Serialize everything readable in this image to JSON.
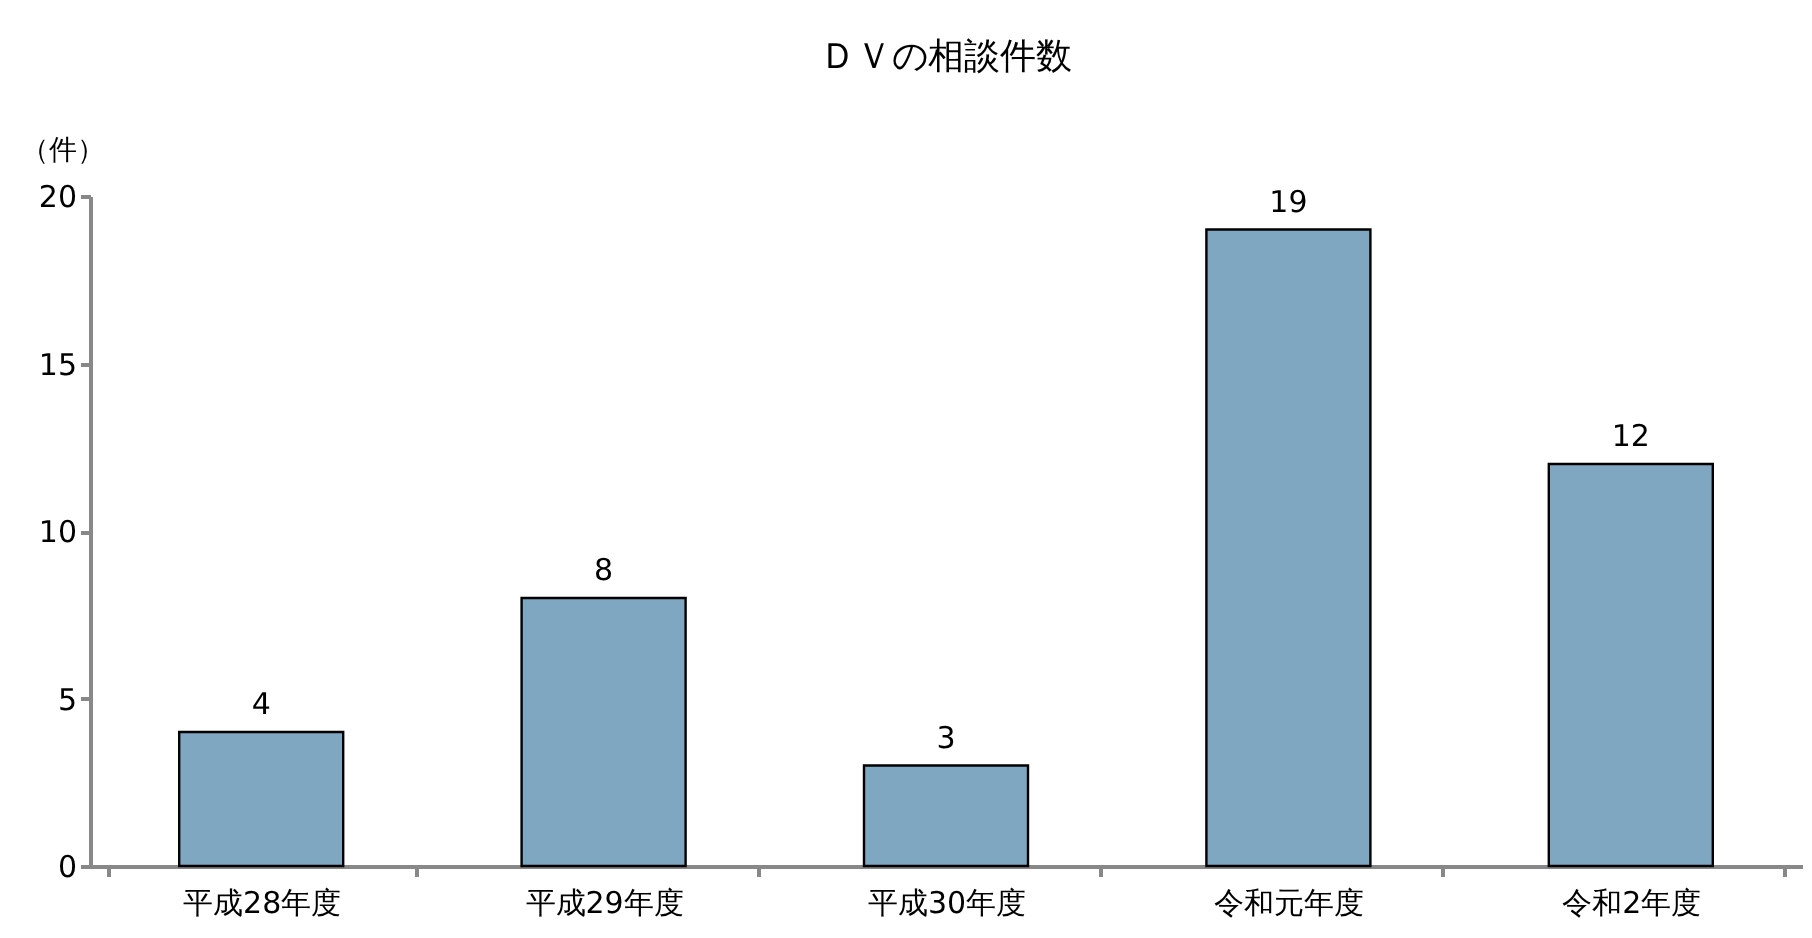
{
  "chart_data": {
    "type": "bar",
    "title": "ＤＶの相談件数",
    "ylabel": "（件）",
    "categories": [
      "平成28年度",
      "平成29年度",
      "平成30年度",
      "令和元年度",
      "令和2年度"
    ],
    "values": [
      4,
      8,
      3,
      19,
      12
    ],
    "color": "#7fa7c2",
    "ylim": [
      0,
      20
    ],
    "yticks": [
      0,
      5,
      10,
      15,
      20
    ],
    "grid": false,
    "data_labels": true
  }
}
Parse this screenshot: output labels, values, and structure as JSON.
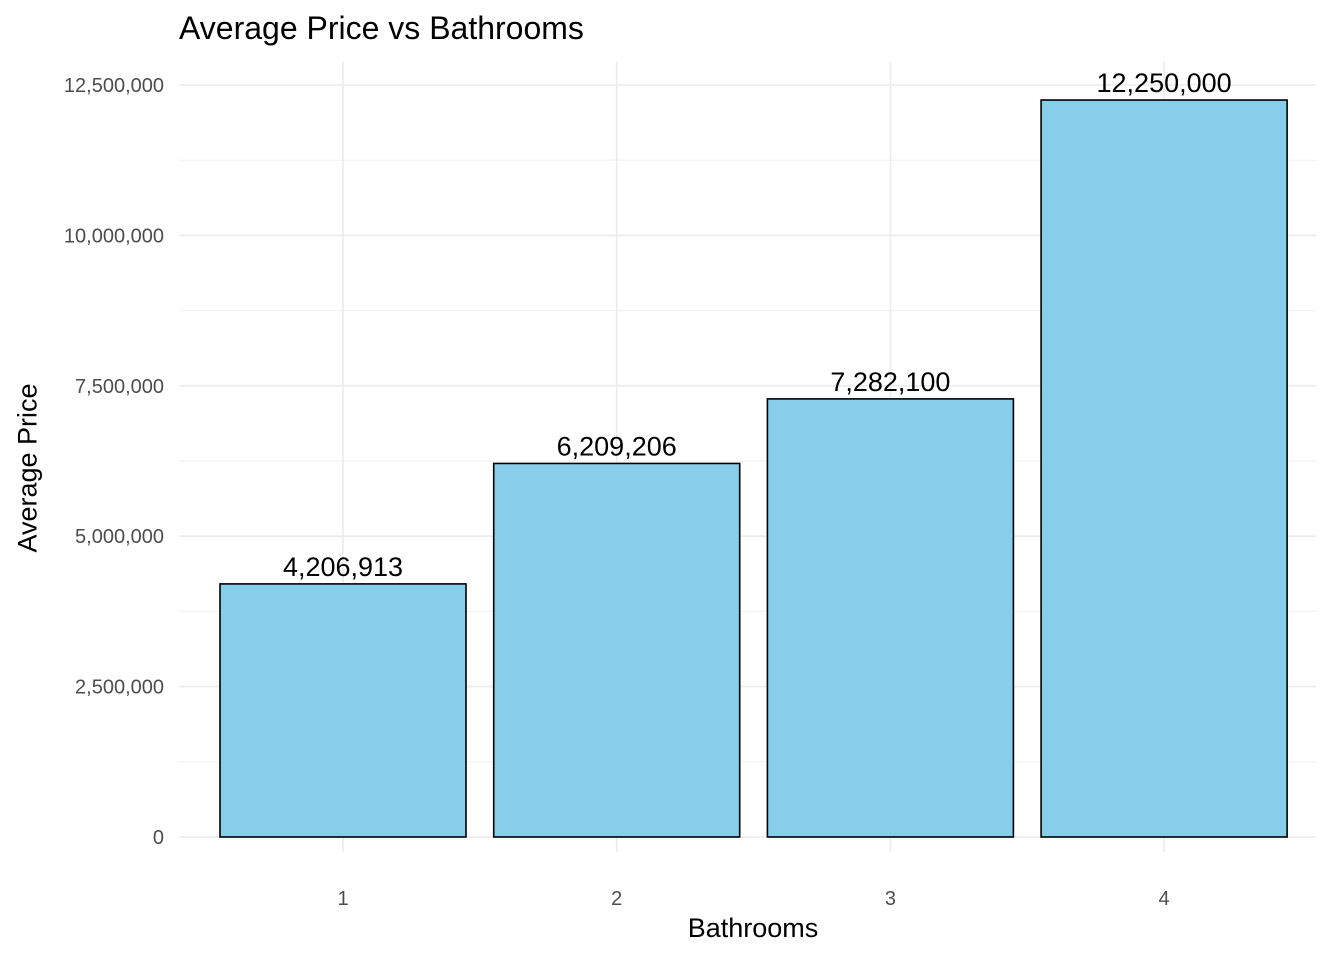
{
  "chart_data": {
    "type": "bar",
    "title": "Average Price vs Bathrooms",
    "xlabel": "Bathrooms",
    "ylabel": "Average Price",
    "categories": [
      "1",
      "2",
      "3",
      "4"
    ],
    "values": [
      4206913,
      6209206,
      7282100,
      12250000
    ],
    "value_labels": [
      "4,206,913",
      "6,209,206",
      "7,282,100",
      "12,250,000"
    ],
    "ylim": [
      0,
      12500000
    ],
    "y_ticks": [
      0,
      2500000,
      5000000,
      7500000,
      10000000,
      12500000
    ],
    "y_tick_labels": [
      "0",
      "2,500,000",
      "5,000,000",
      "7,500,000",
      "10,000,000",
      "12,500,000"
    ],
    "grid": true,
    "legend": "none",
    "colors": {
      "bar_fill": "#87ceeb",
      "bar_stroke": "#000000",
      "grid_major": "#ebebeb",
      "grid_minor": "#f4f4f4",
      "tick_text": "#4d4d4d",
      "label_text": "#000000"
    }
  }
}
# # # # # # #
_What you have to do_. Your task is to retype all the entries exactly and leave out any pictures.

_Result for this exercise_.
Serialize everything readable in this image to JSON.
{
  "chart_data": {
    "type": "bar",
    "title": "ＤＶの相談件数",
    "ylabel": "（件）",
    "categories": [
      "平成28年度",
      "平成29年度",
      "平成30年度",
      "令和元年度",
      "令和2年度"
    ],
    "values": [
      4,
      8,
      3,
      19,
      12
    ],
    "color": "#7fa7c2",
    "ylim": [
      0,
      20
    ],
    "yticks": [
      0,
      5,
      10,
      15,
      20
    ],
    "grid": false,
    "data_labels": true
  }
}
Parse this screenshot: output labels, values, and structure as JSON.
{
  "chart_data": {
    "type": "bar",
    "title": "Average Price vs Bathrooms",
    "xlabel": "Bathrooms",
    "ylabel": "Average Price",
    "categories": [
      "1",
      "2",
      "3",
      "4"
    ],
    "values": [
      4206913,
      6209206,
      7282100,
      12250000
    ],
    "value_labels": [
      "4,206,913",
      "6,209,206",
      "7,282,100",
      "12,250,000"
    ],
    "ylim": [
      0,
      12500000
    ],
    "y_ticks": [
      0,
      2500000,
      5000000,
      7500000,
      10000000,
      12500000
    ],
    "y_tick_labels": [
      "0",
      "2,500,000",
      "5,000,000",
      "7,500,000",
      "10,000,000",
      "12,500,000"
    ],
    "grid": true,
    "legend": "none",
    "colors": {
      "bar_fill": "#87ceeb",
      "bar_stroke": "#000000",
      "grid_major": "#ebebeb",
      "grid_minor": "#f4f4f4",
      "tick_text": "#4d4d4d",
      "label_text": "#000000"
    }
  }
}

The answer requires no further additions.